>> Start

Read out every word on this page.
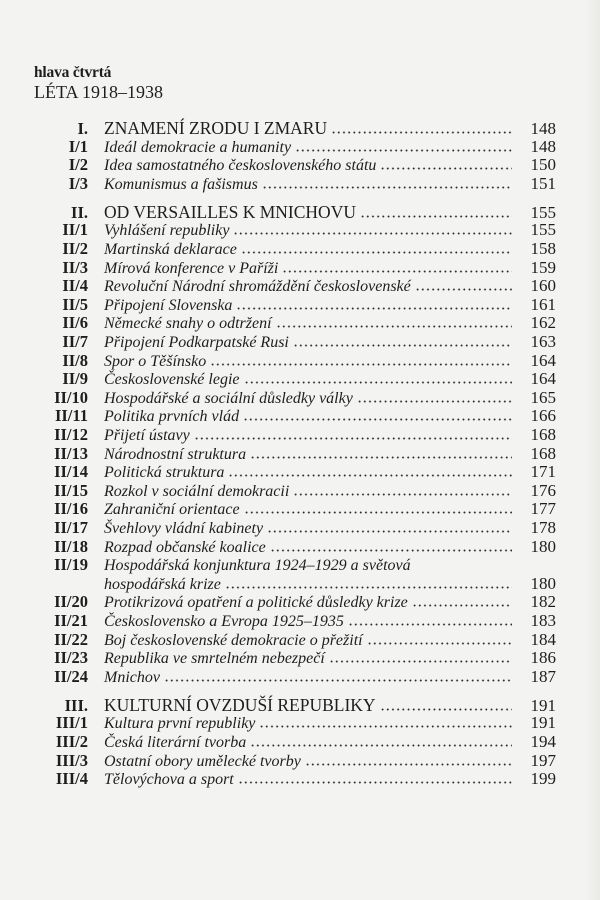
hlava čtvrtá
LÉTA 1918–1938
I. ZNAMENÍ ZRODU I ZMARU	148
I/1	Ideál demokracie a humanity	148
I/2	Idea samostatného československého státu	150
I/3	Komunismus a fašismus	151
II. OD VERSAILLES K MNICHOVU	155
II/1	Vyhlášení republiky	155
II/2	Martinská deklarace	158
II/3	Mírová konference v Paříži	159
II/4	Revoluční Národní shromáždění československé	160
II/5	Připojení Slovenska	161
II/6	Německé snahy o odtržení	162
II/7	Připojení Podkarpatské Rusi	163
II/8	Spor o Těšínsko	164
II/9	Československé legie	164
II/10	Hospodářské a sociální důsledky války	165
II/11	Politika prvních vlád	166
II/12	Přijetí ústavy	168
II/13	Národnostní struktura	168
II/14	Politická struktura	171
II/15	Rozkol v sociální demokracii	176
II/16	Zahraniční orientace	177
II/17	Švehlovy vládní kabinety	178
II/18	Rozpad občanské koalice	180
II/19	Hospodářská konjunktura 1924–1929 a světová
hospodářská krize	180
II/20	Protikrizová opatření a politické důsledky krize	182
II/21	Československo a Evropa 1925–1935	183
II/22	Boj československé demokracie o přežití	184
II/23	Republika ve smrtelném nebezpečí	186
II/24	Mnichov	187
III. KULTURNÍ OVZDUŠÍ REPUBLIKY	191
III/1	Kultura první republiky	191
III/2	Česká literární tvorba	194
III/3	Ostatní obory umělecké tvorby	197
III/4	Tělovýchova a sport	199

>> End

◆ **What the exercise asks**:
Only the number is needed: state how many lines in the listing contain "demokracie".

◆ **Exercise response**:
2